[Extracted records]
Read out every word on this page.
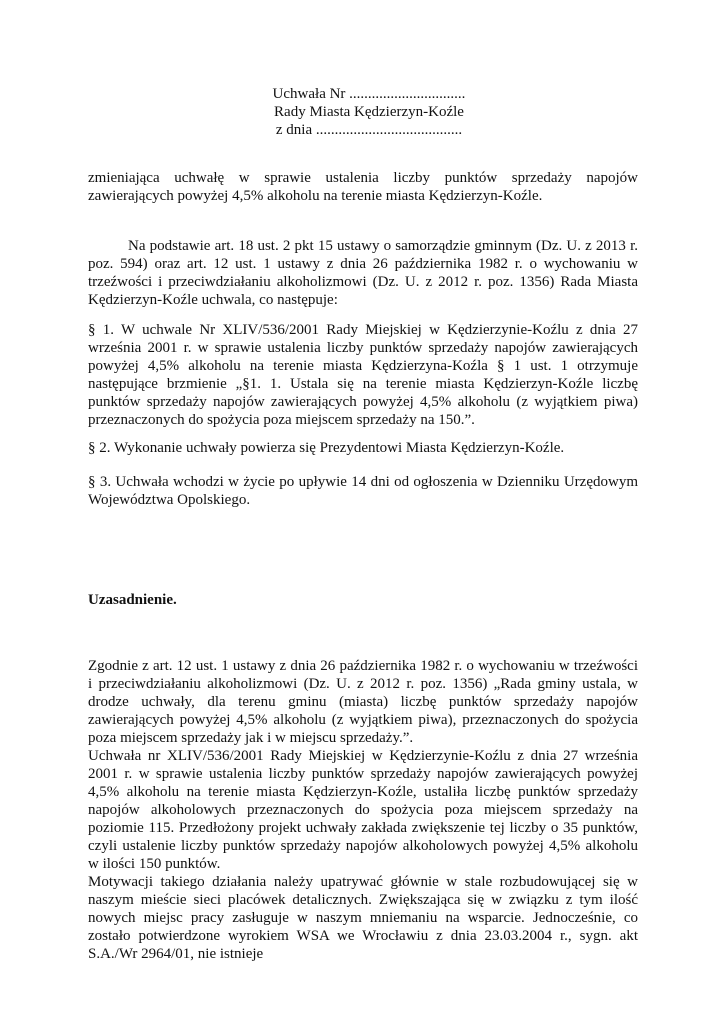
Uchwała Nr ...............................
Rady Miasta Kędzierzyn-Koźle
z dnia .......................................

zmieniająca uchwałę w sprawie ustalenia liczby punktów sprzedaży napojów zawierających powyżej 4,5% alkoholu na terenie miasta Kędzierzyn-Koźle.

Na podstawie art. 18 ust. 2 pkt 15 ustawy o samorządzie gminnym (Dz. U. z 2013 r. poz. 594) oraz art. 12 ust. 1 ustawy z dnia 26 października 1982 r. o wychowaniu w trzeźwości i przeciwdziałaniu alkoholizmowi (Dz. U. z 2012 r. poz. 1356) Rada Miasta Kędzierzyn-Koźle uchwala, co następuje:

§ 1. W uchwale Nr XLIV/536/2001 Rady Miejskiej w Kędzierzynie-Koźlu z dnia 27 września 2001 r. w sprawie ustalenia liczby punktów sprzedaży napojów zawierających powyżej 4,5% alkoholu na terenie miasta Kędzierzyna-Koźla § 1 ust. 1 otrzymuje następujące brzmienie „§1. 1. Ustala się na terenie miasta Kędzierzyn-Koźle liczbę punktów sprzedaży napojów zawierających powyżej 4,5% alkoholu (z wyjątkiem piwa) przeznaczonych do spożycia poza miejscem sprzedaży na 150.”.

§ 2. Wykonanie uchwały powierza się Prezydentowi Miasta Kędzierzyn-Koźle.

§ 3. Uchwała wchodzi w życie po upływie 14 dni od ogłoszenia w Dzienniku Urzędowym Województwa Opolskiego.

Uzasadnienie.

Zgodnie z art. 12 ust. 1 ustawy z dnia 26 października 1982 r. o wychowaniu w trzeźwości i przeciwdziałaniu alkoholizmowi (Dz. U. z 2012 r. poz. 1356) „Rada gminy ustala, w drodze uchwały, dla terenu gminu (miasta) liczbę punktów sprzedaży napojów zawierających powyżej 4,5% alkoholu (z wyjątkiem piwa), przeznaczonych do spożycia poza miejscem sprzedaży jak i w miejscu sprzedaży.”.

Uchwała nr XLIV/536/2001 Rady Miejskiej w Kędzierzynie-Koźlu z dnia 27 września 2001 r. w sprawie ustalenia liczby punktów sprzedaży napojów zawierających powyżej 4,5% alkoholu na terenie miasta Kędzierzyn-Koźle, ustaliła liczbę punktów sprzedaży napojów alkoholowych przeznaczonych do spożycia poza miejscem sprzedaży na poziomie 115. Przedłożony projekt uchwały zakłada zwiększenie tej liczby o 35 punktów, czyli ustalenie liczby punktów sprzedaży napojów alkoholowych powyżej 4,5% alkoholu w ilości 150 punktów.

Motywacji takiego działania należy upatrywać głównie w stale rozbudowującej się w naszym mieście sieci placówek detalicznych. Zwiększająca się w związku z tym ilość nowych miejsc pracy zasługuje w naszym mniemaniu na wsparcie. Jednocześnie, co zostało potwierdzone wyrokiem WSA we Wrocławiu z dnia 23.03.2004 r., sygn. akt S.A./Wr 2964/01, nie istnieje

> **Task**
Report each line in the preceding entries that holds the string "liczbę".

> **Answer below**
§ 1. W uchwale Nr XLIV/536/2001 Rady Miejskiej w Kędzierzynie-Koźlu z dnia 27 września 2001 r. w sprawie ustalenia liczby punktów sprzedaży napojów zawierających powyżej 4,5% alkoholu na terenie miasta Kędzierzyna-Koźla § 1 ust. 1 otrzymuje następujące brzmienie „§1. 1. Ustala się na terenie miasta Kędzierzyn-Koźle liczbę punktów sprzedaży napojów zawierających powyżej 4,5% alkoholu (z wyjątkiem piwa) przeznaczonych do spożycia poza miejscem sprzedaży na 150.”.
Zgodnie z art. 12 ust. 1 ustawy z dnia 26 października 1982 r. o wychowaniu w trzeźwości i przeciwdziałaniu alkoholizmowi (Dz. U. z 2012 r. poz. 1356) „Rada gminy ustala, w drodze uchwały, dla terenu gminu (miasta) liczbę punktów sprzedaży napojów zawierających powyżej 4,5% alkoholu (z wyjątkiem piwa), przeznaczonych do spożycia poza miejscem sprzedaży jak i w miejscu sprzedaży.”.
Uchwała nr XLIV/536/2001 Rady Miejskiej w Kędzierzynie-Koźlu z dnia 27 września 2001 r. w sprawie ustalenia liczby punktów sprzedaży napojów zawierających powyżej 4,5% alkoholu na terenie miasta Kędzierzyn-Koźle, ustaliła liczbę punktów sprzedaży napojów alkoholowych przeznaczonych do spożycia poza miejscem sprzedaży na poziomie 115. Przedłożony projekt uchwały zakłada zwiększenie tej liczby o 35 punktów, czyli ustalenie liczby punktów sprzedaży napojów alkoholowych powyżej 4,5% alkoholu w ilości 150 punktów.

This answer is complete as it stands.